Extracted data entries
BEGIN
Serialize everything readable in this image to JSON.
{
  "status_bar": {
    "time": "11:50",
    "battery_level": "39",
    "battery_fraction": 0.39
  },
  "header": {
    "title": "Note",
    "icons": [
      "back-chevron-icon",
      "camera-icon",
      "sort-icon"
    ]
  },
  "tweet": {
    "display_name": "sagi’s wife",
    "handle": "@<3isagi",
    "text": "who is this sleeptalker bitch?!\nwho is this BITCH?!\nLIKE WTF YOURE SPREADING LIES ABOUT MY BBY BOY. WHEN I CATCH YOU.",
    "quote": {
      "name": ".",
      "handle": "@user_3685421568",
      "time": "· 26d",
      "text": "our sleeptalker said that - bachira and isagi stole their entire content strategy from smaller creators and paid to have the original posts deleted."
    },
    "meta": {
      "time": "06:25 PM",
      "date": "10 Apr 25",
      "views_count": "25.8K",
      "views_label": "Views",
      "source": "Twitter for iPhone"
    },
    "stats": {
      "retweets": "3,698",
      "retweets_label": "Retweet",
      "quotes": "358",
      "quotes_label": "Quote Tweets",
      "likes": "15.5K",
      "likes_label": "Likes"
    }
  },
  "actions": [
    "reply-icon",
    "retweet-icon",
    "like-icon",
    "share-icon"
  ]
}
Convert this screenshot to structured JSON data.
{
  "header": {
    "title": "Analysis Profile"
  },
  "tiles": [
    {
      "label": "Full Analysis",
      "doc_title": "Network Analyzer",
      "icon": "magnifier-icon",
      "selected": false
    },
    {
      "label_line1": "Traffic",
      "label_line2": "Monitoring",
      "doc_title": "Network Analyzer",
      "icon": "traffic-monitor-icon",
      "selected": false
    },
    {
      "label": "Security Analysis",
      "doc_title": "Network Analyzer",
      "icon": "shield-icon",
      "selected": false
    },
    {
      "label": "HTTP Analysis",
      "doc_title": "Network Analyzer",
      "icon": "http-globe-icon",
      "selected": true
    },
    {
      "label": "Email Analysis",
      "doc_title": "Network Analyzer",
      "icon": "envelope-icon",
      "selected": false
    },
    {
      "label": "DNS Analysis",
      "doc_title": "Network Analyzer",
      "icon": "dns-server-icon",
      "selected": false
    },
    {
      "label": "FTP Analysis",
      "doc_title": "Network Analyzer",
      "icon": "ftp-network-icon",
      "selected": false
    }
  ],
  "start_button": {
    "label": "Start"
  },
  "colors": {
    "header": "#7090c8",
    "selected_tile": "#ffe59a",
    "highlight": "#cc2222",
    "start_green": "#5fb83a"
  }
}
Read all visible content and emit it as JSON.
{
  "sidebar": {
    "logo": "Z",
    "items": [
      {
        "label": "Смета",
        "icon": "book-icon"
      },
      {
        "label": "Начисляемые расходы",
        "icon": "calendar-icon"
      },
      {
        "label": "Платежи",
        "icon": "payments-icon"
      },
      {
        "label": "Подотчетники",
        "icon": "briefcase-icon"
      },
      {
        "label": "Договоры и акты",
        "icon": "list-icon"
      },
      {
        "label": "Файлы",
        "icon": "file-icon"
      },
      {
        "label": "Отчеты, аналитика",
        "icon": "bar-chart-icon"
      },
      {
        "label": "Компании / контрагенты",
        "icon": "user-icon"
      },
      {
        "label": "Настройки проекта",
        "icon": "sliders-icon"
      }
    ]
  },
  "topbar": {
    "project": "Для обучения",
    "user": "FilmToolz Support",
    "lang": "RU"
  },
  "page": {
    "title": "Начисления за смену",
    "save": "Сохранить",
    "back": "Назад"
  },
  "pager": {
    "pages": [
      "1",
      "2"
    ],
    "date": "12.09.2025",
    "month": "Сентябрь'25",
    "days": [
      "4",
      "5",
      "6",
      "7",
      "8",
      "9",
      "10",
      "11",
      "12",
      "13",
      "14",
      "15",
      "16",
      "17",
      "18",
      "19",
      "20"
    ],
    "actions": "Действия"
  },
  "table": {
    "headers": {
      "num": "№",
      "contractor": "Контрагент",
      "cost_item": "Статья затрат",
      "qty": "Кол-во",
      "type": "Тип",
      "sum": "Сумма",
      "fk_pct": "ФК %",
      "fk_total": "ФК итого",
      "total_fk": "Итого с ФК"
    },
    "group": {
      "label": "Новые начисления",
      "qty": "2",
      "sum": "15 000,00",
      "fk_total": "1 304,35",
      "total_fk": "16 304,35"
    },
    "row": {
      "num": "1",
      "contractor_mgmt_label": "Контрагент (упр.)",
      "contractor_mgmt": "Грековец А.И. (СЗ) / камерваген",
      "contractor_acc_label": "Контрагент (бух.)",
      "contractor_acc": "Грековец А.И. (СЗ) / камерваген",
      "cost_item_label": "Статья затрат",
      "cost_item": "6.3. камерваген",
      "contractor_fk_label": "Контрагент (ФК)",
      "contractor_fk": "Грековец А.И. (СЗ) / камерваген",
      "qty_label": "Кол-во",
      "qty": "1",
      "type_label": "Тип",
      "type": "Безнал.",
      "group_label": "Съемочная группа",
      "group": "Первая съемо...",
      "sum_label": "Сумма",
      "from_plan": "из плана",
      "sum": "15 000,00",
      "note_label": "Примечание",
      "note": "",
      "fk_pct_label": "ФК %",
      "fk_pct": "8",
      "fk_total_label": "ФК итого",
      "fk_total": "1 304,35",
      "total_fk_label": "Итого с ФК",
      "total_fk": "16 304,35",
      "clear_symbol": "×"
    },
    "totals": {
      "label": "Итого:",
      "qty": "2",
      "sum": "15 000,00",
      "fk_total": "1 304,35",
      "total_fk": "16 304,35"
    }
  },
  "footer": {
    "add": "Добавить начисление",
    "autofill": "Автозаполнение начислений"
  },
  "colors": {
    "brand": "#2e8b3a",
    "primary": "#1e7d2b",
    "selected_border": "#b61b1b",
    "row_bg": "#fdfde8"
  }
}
END
OBJECTIVE
Copy out every entry again, exactly as it was given.

PROBLEM SOLUTION
Serialize everything readable in this image to JSON.
{
  "status_bar": {
    "time": "11:50",
    "battery_level": "39",
    "battery_fraction": 0.39
  },
  "header": {
    "title": "Note",
    "icons": [
      "back-chevron-icon",
      "camera-icon",
      "sort-icon"
    ]
  },
  "tweet": {
    "display_name": "sagi’s wife",
    "handle": "@<3isagi",
    "text": "who is this sleeptalker bitch?!\nwho is this BITCH?!\nLIKE WTF YOURE SPREADING LIES ABOUT MY BBY BOY. WHEN I CATCH YOU.",
    "quote": {
      "name": ".",
      "handle": "@user_3685421568",
      "time": "· 26d",
      "text": "our sleeptalker said that - bachira and isagi stole their entire content strategy from smaller creators and paid to have the original posts deleted."
    },
    "meta": {
      "time": "06:25 PM",
      "date": "10 Apr 25",
      "views_count": "25.8K",
      "views_label": "Views",
      "source": "Twitter for iPhone"
    },
    "stats": {
      "retweets": "3,698",
      "retweets_label": "Retweet",
      "quotes": "358",
      "quotes_label": "Quote Tweets",
      "likes": "15.5K",
      "likes_label": "Likes"
    }
  },
  "actions": [
    "reply-icon",
    "retweet-icon",
    "like-icon",
    "share-icon"
  ]
}
Convert this screenshot to structured JSON data.
{
  "header": {
    "title": "Analysis Profile"
  },
  "tiles": [
    {
      "label": "Full Analysis",
      "doc_title": "Network Analyzer",
      "icon": "magnifier-icon",
      "selected": false
    },
    {
      "label_line1": "Traffic",
      "label_line2": "Monitoring",
      "doc_title": "Network Analyzer",
      "icon": "traffic-monitor-icon",
      "selected": false
    },
    {
      "label": "Security Analysis",
      "doc_title": "Network Analyzer",
      "icon": "shield-icon",
      "selected": false
    },
    {
      "label": "HTTP Analysis",
      "doc_title": "Network Analyzer",
      "icon": "http-globe-icon",
      "selected": true
    },
    {
      "label": "Email Analysis",
      "doc_title": "Network Analyzer",
      "icon": "envelope-icon",
      "selected": false
    },
    {
      "label": "DNS Analysis",
      "doc_title": "Network Analyzer",
      "icon": "dns-server-icon",
      "selected": false
    },
    {
      "label": "FTP Analysis",
      "doc_title": "Network Analyzer",
      "icon": "ftp-network-icon",
      "selected": false
    }
  ],
  "start_button": {
    "label": "Start"
  },
  "colors": {
    "header": "#7090c8",
    "selected_tile": "#ffe59a",
    "highlight": "#cc2222",
    "start_green": "#5fb83a"
  }
}
Read all visible content and emit it as JSON.
{
  "sidebar": {
    "logo": "Z",
    "items": [
      {
        "label": "Смета",
        "icon": "book-icon"
      },
      {
        "label": "Начисляемые расходы",
        "icon": "calendar-icon"
      },
      {
        "label": "Платежи",
        "icon": "payments-icon"
      },
      {
        "label": "Подотчетники",
        "icon": "briefcase-icon"
      },
      {
        "label": "Договоры и акты",
        "icon": "list-icon"
      },
      {
        "label": "Файлы",
        "icon": "file-icon"
      },
      {
        "label": "Отчеты, аналитика",
        "icon": "bar-chart-icon"
      },
      {
        "label": "Компании / контрагенты",
        "icon": "user-icon"
      },
      {
        "label": "Настройки проекта",
        "icon": "sliders-icon"
      }
    ]
  },
  "topbar": {
    "project": "Для обучения",
    "user": "FilmToolz Support",
    "lang": "RU"
  },
  "page": {
    "title": "Начисления за смену",
    "save": "Сохранить",
    "back": "Назад"
  },
  "pager": {
    "pages": [
      "1",
      "2"
    ],
    "date": "12.09.2025",
    "month": "Сентябрь'25",
    "days": [
      "4",
      "5",
      "6",
      "7",
      "8",
      "9",
      "10",
      "11",
      "12",
      "13",
      "14",
      "15",
      "16",
      "17",
      "18",
      "19",
      "20"
    ],
    "actions": "Действия"
  },
  "table": {
    "headers": {
      "num": "№",
      "contractor": "Контрагент",
      "cost_item": "Статья затрат",
      "qty": "Кол-во",
      "type": "Тип",
      "sum": "Сумма",
      "fk_pct": "ФК %",
      "fk_total": "ФК итого",
      "total_fk": "Итого с ФК"
    },
    "group": {
      "label": "Новые начисления",
      "qty": "2",
      "sum": "15 000,00",
      "fk_total": "1 304,35",
      "total_fk": "16 304,35"
    },
    "row": {
      "num": "1",
      "contractor_mgmt_label": "Контрагент (упр.)",
      "contractor_mgmt": "Грековец А.И. (СЗ) / камерваген",
      "contractor_acc_label": "Контрагент (бух.)",
      "contractor_acc": "Грековец А.И. (СЗ) / камерваген",
      "cost_item_label": "Статья затрат",
      "cost_item": "6.3. камерваген",
      "contractor_fk_label": "Контрагент (ФК)",
      "contractor_fk": "Грековец А.И. (СЗ) / камерваген",
      "qty_label": "Кол-во",
      "qty": "1",
      "type_label": "Тип",
      "type": "Безнал.",
      "group_label": "Съемочная группа",
      "group": "Первая съемо...",
      "sum_label": "Сумма",
      "from_plan": "из плана",
      "sum": "15 000,00",
      "note_label": "Примечание",
      "note": "",
      "fk_pct_label": "ФК %",
      "fk_pct": "8",
      "fk_total_label": "ФК итого",
      "fk_total": "1 304,35",
      "total_fk_label": "Итого с ФК",
      "total_fk": "16 304,35",
      "clear_symbol": "×"
    },
    "totals": {
      "label": "Итого:",
      "qty": "2",
      "sum": "15 000,00",
      "fk_total": "1 304,35",
      "total_fk": "16 304,35"
    }
  },
  "footer": {
    "add": "Добавить начисление",
    "autofill": "Автозаполнение начислений"
  },
  "colors": {
    "brand": "#2e8b3a",
    "primary": "#1e7d2b",
    "selected_border": "#b61b1b",
    "row_bg": "#fdfde8"
  }
}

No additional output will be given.